● Stated task
List every line in the rows below that contains the string "Domain", copying each one in full.

● The records

::::

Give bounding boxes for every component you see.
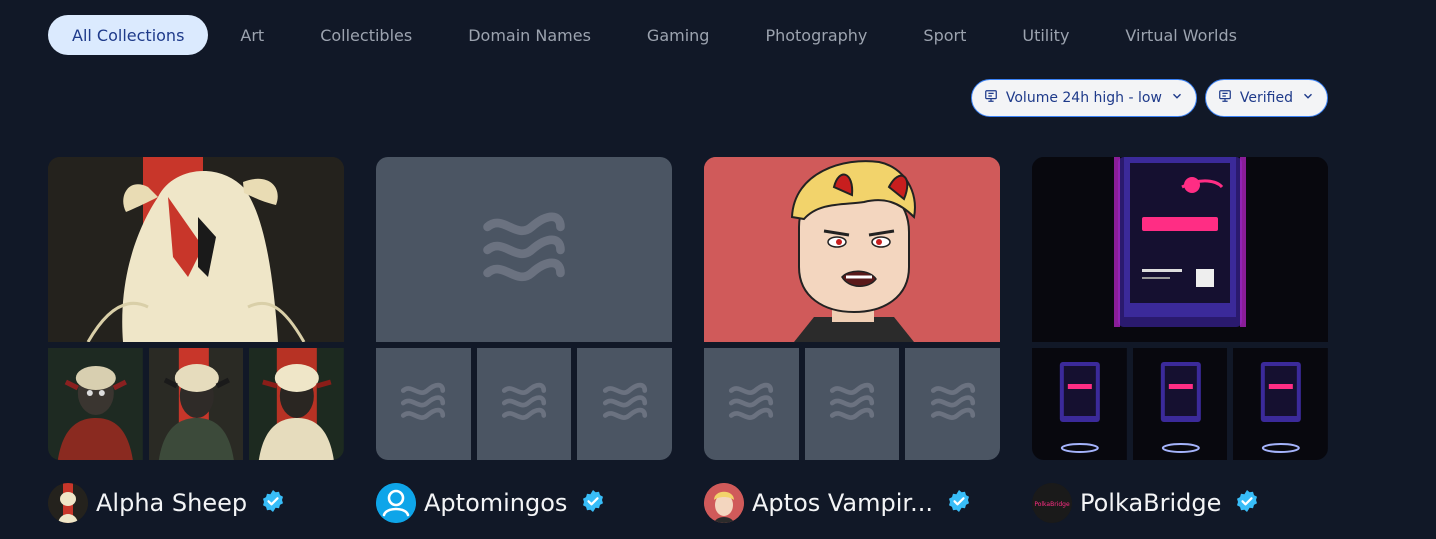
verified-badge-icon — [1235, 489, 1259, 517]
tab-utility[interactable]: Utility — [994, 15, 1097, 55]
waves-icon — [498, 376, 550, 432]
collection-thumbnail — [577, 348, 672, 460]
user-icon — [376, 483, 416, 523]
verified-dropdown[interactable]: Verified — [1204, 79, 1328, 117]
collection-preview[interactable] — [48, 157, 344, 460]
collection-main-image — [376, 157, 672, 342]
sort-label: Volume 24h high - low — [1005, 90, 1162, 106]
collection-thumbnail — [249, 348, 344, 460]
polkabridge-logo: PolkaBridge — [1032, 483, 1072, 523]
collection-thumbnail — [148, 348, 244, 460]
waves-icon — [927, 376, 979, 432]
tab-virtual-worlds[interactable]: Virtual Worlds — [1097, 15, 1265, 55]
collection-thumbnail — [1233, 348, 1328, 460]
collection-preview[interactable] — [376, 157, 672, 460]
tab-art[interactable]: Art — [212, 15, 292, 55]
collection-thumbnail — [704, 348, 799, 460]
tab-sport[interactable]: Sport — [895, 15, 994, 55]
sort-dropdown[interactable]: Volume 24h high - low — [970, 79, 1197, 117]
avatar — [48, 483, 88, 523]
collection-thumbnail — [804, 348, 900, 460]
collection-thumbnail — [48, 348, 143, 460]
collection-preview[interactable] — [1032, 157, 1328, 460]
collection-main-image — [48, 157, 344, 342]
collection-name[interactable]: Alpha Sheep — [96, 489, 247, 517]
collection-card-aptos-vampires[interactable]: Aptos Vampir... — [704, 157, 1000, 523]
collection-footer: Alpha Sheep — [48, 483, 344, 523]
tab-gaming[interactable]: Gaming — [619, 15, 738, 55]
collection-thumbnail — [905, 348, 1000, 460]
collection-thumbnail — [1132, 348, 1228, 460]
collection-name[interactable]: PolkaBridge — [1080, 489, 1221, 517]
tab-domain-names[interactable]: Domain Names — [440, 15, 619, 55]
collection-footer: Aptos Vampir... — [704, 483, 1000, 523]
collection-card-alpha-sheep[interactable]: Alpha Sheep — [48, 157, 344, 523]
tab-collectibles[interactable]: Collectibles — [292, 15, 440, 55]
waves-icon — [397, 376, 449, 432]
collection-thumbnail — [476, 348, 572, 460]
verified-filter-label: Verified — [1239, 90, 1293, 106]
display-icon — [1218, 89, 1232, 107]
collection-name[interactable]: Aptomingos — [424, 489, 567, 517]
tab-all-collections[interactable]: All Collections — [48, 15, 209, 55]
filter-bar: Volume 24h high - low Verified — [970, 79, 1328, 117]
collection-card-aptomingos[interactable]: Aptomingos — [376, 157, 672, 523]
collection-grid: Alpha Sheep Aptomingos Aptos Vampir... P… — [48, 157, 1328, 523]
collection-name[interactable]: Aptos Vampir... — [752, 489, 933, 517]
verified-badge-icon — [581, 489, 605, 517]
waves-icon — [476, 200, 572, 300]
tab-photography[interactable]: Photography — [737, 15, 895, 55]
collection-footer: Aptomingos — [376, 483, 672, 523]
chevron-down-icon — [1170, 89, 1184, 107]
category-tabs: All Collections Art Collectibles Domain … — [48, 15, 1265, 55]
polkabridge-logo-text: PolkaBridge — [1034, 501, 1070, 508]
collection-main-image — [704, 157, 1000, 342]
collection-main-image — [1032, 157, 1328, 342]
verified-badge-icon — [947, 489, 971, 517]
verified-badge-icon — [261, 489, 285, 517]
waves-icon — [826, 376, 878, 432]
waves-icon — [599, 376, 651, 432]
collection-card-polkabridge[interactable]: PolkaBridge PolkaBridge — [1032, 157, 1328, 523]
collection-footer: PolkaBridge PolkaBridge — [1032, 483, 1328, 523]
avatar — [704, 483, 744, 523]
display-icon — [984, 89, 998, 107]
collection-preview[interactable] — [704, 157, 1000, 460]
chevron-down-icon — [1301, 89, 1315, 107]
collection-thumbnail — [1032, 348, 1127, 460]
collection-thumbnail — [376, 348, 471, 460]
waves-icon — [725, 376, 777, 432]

::::

● Solution to this exercise
tab-domain-names[interactable]: Domain Names — [440, 15, 619, 55]
category-tabs: All Collections Art Collectibles Domain … — [48, 15, 1265, 55]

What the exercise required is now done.